# Problem statement
Here are some records; return them all exactly.

# The records

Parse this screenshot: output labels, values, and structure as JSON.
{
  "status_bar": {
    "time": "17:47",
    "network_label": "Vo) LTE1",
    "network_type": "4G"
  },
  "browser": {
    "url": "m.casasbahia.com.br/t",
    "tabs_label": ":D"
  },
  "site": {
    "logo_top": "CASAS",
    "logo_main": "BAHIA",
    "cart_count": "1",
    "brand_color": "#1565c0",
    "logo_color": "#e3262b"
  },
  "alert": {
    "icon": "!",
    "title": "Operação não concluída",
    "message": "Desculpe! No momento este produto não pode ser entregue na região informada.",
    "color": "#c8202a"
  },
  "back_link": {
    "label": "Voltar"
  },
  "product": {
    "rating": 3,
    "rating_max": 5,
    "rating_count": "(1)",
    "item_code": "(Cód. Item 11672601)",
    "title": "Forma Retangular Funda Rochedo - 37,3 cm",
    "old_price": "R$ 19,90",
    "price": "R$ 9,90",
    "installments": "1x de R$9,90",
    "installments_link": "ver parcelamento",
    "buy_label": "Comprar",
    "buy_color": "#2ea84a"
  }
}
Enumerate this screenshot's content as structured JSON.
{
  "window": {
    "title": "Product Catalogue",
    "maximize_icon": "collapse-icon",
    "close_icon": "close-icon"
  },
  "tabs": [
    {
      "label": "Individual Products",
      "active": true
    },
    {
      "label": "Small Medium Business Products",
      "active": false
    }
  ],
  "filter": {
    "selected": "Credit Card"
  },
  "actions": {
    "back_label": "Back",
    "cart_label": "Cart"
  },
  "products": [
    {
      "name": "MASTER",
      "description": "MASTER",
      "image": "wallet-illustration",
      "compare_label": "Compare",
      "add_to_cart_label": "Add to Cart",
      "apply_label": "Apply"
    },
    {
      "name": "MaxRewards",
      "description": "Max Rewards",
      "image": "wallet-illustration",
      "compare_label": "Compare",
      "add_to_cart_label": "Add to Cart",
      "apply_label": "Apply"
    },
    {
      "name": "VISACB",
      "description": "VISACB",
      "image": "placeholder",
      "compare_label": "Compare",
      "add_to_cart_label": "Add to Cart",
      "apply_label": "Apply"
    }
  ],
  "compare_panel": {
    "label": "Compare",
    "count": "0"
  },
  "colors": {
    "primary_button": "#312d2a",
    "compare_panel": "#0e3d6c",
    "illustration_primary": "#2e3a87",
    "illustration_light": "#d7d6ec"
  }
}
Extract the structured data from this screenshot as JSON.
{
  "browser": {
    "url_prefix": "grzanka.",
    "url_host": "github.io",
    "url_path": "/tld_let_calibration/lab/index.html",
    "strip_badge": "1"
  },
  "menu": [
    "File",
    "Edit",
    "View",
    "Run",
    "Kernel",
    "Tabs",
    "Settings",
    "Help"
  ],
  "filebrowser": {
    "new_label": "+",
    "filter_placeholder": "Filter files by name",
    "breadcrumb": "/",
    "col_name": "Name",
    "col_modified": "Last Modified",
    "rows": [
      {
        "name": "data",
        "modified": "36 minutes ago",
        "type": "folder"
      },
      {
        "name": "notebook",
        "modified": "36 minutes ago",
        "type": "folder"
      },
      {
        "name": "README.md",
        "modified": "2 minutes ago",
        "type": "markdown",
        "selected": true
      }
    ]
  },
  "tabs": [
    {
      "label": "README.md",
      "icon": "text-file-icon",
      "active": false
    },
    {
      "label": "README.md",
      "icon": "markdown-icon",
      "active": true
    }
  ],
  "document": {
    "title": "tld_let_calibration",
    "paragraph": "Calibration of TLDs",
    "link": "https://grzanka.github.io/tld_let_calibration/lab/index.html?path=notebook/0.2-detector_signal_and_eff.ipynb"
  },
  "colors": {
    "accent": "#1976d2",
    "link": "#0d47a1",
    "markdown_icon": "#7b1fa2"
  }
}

# Exercise answer
Parse this screenshot: output labels, values, and structure as JSON.
{
  "status_bar": {
    "time": "17:47",
    "network_label": "Vo) LTE1",
    "network_type": "4G"
  },
  "browser": {
    "url": "m.casasbahia.com.br/t",
    "tabs_label": ":D"
  },
  "site": {
    "logo_top": "CASAS",
    "logo_main": "BAHIA",
    "cart_count": "1",
    "brand_color": "#1565c0",
    "logo_color": "#e3262b"
  },
  "alert": {
    "icon": "!",
    "title": "Operação não concluída",
    "message": "Desculpe! No momento este produto não pode ser entregue na região informada.",
    "color": "#c8202a"
  },
  "back_link": {
    "label": "Voltar"
  },
  "product": {
    "rating": 3,
    "rating_max": 5,
    "rating_count": "(1)",
    "item_code": "(Cód. Item 11672601)",
    "title": "Forma Retangular Funda Rochedo - 37,3 cm",
    "old_price": "R$ 19,90",
    "price": "R$ 9,90",
    "installments": "1x de R$9,90",
    "installments_link": "ver parcelamento",
    "buy_label": "Comprar",
    "buy_color": "#2ea84a"
  }
}
Enumerate this screenshot's content as structured JSON.
{
  "window": {
    "title": "Product Catalogue",
    "maximize_icon": "collapse-icon",
    "close_icon": "close-icon"
  },
  "tabs": [
    {
      "label": "Individual Products",
      "active": true
    },
    {
      "label": "Small Medium Business Products",
      "active": false
    }
  ],
  "filter": {
    "selected": "Credit Card"
  },
  "actions": {
    "back_label": "Back",
    "cart_label": "Cart"
  },
  "products": [
    {
      "name": "MASTER",
      "description": "MASTER",
      "image": "wallet-illustration",
      "compare_label": "Compare",
      "add_to_cart_label": "Add to Cart",
      "apply_label": "Apply"
    },
    {
      "name": "MaxRewards",
      "description": "Max Rewards",
      "image": "wallet-illustration",
      "compare_label": "Compare",
      "add_to_cart_label": "Add to Cart",
      "apply_label": "Apply"
    },
    {
      "name": "VISACB",
      "description": "VISACB",
      "image": "placeholder",
      "compare_label": "Compare",
      "add_to_cart_label": "Add to Cart",
      "apply_label": "Apply"
    }
  ],
  "compare_panel": {
    "label": "Compare",
    "count": "0"
  },
  "colors": {
    "primary_button": "#312d2a",
    "compare_panel": "#0e3d6c",
    "illustration_primary": "#2e3a87",
    "illustration_light": "#d7d6ec"
  }
}
Extract the structured data from this screenshot as JSON.
{
  "browser": {
    "url_prefix": "grzanka.",
    "url_host": "github.io",
    "url_path": "/tld_let_calibration/lab/index.html",
    "strip_badge": "1"
  },
  "menu": [
    "File",
    "Edit",
    "View",
    "Run",
    "Kernel",
    "Tabs",
    "Settings",
    "Help"
  ],
  "filebrowser": {
    "new_label": "+",
    "filter_placeholder": "Filter files by name",
    "breadcrumb": "/",
    "col_name": "Name",
    "col_modified": "Last Modified",
    "rows": [
      {
        "name": "data",
        "modified": "36 minutes ago",
        "type": "folder"
      },
      {
        "name": "notebook",
        "modified": "36 minutes ago",
        "type": "folder"
      },
      {
        "name": "README.md",
        "modified": "2 minutes ago",
        "type": "markdown",
        "selected": true
      }
    ]
  },
  "tabs": [
    {
      "label": "README.md",
      "icon": "text-file-icon",
      "active": false
    },
    {
      "label": "README.md",
      "icon": "markdown-icon",
      "active": true
    }
  ],
  "document": {
    "title": "tld_let_calibration",
    "paragraph": "Calibration of TLDs",
    "link": "https://grzanka.github.io/tld_let_calibration/lab/index.html?path=notebook/0.2-detector_signal_and_eff.ipynb"
  },
  "colors": {
    "accent": "#1976d2",
    "link": "#0d47a1",
    "markdown_icon": "#7b1fa2"
  }
}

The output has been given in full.